TASK INSTRUCTIONS –
Would you go through the records below and copy each line with the string "libbre"?

Page content records:

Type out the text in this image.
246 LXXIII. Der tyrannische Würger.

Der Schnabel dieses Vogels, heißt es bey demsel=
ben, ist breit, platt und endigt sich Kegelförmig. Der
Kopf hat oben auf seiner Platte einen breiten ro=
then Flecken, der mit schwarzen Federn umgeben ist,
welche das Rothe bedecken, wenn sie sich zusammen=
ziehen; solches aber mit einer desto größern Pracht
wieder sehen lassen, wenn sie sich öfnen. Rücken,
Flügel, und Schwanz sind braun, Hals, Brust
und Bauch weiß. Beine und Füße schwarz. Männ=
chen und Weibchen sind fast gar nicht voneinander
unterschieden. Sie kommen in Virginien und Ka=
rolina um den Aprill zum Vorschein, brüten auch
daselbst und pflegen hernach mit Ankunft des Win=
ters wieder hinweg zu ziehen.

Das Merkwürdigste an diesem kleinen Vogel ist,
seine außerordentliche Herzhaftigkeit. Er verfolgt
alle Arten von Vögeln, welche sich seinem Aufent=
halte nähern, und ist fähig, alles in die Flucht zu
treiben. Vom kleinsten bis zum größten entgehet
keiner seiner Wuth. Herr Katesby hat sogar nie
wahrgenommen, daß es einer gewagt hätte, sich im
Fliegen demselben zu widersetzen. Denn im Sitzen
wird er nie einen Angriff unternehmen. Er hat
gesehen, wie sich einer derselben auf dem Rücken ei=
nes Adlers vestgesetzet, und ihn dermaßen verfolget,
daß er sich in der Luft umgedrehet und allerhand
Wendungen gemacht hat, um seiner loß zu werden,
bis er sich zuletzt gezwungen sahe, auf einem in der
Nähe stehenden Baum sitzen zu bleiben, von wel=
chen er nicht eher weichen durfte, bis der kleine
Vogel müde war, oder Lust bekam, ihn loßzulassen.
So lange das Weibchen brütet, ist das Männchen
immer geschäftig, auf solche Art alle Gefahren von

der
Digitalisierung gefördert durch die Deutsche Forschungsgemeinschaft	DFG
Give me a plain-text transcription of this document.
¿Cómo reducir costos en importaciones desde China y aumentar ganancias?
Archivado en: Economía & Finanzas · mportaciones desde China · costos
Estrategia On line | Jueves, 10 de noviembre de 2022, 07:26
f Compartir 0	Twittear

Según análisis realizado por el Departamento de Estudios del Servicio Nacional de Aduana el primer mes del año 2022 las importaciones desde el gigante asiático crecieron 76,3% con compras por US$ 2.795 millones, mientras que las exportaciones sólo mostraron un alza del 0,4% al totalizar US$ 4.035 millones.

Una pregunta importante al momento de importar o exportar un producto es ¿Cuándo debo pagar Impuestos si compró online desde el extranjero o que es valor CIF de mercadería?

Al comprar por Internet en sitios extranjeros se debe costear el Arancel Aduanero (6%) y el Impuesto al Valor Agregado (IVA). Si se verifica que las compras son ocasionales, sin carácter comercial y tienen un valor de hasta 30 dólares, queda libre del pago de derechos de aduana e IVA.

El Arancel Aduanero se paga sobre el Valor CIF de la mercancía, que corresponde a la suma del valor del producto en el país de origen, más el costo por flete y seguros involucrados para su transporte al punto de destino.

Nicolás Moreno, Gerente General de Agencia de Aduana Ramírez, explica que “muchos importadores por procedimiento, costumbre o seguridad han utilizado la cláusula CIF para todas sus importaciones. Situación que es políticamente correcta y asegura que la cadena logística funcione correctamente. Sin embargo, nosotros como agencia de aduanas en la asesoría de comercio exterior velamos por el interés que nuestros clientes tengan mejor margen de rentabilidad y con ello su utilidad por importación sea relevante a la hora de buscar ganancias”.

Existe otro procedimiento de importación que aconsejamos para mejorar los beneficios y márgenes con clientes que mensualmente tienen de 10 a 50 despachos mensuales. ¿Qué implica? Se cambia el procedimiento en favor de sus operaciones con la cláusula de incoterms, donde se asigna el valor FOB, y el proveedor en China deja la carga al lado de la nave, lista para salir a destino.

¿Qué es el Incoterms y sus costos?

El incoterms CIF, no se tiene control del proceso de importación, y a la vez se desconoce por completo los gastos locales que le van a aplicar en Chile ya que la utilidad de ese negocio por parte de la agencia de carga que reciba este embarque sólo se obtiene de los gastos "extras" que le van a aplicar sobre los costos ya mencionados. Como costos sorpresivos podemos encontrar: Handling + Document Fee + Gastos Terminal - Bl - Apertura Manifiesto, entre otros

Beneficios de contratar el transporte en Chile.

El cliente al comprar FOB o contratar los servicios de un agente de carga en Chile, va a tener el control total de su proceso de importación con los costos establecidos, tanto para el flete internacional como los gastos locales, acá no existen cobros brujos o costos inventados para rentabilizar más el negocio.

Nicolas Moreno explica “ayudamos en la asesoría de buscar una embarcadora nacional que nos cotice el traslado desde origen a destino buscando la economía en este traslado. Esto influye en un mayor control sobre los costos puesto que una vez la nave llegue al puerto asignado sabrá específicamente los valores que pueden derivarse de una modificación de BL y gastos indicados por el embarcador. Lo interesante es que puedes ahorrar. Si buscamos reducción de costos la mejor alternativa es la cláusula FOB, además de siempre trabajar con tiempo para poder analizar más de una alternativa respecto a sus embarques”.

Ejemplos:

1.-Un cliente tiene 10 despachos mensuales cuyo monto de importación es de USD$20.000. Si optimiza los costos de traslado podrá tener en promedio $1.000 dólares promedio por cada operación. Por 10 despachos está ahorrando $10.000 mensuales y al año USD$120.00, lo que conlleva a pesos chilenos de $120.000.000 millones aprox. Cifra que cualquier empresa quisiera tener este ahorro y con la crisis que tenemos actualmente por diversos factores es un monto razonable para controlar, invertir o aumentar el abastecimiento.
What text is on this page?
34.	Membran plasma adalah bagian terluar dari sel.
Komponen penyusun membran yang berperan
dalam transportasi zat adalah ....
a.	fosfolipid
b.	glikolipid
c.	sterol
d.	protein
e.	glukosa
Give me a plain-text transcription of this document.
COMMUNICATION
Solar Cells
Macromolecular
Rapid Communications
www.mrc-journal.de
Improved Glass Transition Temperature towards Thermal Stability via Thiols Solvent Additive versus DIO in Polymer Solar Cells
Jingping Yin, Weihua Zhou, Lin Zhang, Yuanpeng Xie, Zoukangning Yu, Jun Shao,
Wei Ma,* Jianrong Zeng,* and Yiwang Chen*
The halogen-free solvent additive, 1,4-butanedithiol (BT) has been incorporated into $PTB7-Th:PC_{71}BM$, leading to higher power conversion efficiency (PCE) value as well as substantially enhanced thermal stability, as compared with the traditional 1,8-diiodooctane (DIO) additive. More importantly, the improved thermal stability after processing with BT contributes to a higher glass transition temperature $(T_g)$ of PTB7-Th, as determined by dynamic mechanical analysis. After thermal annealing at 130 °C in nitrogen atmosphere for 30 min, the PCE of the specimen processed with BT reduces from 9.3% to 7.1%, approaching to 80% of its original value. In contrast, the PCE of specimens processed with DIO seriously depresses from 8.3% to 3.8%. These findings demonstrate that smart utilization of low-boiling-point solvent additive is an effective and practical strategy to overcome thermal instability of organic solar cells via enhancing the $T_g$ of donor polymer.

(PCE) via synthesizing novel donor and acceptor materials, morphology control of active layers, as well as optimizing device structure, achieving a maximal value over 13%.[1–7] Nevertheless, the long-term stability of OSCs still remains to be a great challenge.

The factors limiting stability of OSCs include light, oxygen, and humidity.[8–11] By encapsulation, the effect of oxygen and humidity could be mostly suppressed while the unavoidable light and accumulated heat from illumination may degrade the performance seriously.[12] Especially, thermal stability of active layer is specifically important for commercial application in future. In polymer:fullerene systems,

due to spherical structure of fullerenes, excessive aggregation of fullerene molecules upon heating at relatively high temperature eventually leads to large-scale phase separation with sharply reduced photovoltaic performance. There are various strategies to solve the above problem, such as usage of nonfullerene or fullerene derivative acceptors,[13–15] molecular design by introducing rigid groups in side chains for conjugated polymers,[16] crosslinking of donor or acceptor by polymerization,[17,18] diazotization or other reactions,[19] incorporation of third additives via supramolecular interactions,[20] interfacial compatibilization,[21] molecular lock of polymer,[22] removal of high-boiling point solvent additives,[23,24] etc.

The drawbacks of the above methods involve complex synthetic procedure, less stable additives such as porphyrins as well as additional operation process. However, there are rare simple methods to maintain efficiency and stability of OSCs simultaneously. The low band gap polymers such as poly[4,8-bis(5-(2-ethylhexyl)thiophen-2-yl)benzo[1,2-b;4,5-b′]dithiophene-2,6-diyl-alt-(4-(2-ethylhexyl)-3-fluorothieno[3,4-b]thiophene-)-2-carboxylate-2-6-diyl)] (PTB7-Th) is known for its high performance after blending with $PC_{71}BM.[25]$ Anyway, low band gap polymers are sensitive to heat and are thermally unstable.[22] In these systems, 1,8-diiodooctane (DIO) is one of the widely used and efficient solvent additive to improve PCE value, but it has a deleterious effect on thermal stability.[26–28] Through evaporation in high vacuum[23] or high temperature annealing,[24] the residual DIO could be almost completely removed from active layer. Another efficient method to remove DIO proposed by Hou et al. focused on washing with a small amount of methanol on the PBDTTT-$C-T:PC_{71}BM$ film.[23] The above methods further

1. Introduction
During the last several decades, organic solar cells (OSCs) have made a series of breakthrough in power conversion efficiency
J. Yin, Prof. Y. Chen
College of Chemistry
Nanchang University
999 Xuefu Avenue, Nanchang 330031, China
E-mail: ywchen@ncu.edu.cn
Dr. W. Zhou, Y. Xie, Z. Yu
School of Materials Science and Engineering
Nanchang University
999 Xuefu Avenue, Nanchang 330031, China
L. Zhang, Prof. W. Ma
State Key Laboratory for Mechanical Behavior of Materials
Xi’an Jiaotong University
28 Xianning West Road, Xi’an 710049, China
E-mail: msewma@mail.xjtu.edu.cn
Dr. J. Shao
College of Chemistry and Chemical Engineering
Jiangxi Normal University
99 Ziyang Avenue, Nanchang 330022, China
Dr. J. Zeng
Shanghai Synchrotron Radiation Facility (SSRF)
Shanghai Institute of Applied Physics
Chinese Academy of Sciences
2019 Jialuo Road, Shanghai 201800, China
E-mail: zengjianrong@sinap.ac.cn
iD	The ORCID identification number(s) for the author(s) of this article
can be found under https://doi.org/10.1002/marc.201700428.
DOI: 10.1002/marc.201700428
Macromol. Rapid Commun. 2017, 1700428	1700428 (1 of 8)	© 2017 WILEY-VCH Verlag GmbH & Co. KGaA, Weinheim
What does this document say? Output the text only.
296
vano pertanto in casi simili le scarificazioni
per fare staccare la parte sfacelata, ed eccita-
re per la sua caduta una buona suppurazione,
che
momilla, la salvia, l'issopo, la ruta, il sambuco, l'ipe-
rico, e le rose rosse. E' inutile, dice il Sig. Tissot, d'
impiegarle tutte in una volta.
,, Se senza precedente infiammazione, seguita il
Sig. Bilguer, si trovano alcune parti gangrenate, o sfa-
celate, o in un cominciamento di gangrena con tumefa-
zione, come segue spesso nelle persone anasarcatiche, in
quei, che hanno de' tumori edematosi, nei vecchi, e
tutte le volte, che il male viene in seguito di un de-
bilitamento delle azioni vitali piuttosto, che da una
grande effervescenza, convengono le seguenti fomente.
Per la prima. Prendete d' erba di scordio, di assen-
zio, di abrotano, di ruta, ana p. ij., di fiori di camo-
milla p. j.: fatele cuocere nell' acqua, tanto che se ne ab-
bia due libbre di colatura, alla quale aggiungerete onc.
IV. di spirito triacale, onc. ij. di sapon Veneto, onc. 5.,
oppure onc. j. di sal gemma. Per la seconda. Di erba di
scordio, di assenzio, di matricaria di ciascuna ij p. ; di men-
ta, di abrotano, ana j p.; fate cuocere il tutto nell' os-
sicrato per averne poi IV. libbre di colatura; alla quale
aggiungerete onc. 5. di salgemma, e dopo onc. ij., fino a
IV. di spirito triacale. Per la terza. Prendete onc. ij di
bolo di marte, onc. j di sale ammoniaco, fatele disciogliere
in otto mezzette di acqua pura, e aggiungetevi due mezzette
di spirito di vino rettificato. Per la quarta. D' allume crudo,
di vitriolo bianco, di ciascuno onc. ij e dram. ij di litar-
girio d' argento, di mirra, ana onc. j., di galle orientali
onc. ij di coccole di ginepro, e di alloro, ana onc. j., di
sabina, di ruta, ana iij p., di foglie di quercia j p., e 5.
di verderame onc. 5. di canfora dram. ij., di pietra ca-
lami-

RESPONSE BELOW –
bia due libbre di colatura, alla quale aggiungerete onc.
sicrato per averne poi IV. libbre di colatura; alla quale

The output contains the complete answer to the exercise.